* _YOUR INSTRUCTIONS_
Below is a set of records; restate each one word for word.

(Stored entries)
* * * * * * *

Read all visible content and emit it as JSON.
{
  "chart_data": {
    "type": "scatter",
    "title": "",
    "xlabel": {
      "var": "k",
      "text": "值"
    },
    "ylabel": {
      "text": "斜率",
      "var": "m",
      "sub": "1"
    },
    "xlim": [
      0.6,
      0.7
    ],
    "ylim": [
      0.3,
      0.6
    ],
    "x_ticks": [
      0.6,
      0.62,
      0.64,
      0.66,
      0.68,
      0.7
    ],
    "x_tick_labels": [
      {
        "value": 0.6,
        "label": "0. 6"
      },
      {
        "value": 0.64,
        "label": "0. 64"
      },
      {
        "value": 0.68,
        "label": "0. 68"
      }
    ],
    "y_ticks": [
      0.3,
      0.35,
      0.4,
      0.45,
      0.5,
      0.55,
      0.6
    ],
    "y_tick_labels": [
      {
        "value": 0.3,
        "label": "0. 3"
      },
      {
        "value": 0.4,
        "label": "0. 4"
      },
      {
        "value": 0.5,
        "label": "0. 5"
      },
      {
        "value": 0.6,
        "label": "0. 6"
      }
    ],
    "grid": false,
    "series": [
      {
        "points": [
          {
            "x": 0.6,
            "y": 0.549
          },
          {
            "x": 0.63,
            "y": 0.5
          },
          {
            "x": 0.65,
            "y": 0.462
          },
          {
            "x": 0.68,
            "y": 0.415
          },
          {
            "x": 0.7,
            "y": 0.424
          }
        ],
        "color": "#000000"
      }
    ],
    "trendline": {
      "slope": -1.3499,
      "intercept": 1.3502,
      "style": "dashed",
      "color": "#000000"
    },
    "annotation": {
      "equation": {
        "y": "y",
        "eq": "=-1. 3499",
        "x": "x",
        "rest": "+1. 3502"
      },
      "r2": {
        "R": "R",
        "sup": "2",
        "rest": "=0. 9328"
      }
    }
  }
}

* * * * * * *

* _RESPONSE TO THIS TASK_
Read all visible content and emit it as JSON.
{
  "chart_data": {
    "type": "scatter",
    "title": "",
    "xlabel": {
      "var": "k",
      "text": "值"
    },
    "ylabel": {
      "text": "斜率",
      "var": "m",
      "sub": "1"
    },
    "xlim": [
      0.6,
      0.7
    ],
    "ylim": [
      0.3,
      0.6
    ],
    "x_ticks": [
      0.6,
      0.62,
      0.64,
      0.66,
      0.68,
      0.7
    ],
    "x_tick_labels": [
      {
        "value": 0.6,
        "label": "0. 6"
      },
      {
        "value": 0.64,
        "label": "0. 64"
      },
      {
        "value": 0.68,
        "label": "0. 68"
      }
    ],
    "y_ticks": [
      0.3,
      0.35,
      0.4,
      0.45,
      0.5,
      0.55,
      0.6
    ],
    "y_tick_labels": [
      {
        "value": 0.3,
        "label": "0. 3"
      },
      {
        "value": 0.4,
        "label": "0. 4"
      },
      {
        "value": 0.5,
        "label": "0. 5"
      },
      {
        "value": 0.6,
        "label": "0. 6"
      }
    ],
    "grid": false,
    "series": [
      {
        "points": [
          {
            "x": 0.6,
            "y": 0.549
          },
          {
            "x": 0.63,
            "y": 0.5
          },
          {
            "x": 0.65,
            "y": 0.462
          },
          {
            "x": 0.68,
            "y": 0.415
          },
          {
            "x": 0.7,
            "y": 0.424
          }
        ],
        "color": "#000000"
      }
    ],
    "trendline": {
      "slope": -1.3499,
      "intercept": 1.3502,
      "style": "dashed",
      "color": "#000000"
    },
    "annotation": {
      "equation": {
        "y": "y",
        "eq": "=-1. 3499",
        "x": "x",
        "rest": "+1. 3502"
      },
      "r2": {
        "R": "R",
        "sup": "2",
        "rest": "=0. 9328"
      }
    }
  }
}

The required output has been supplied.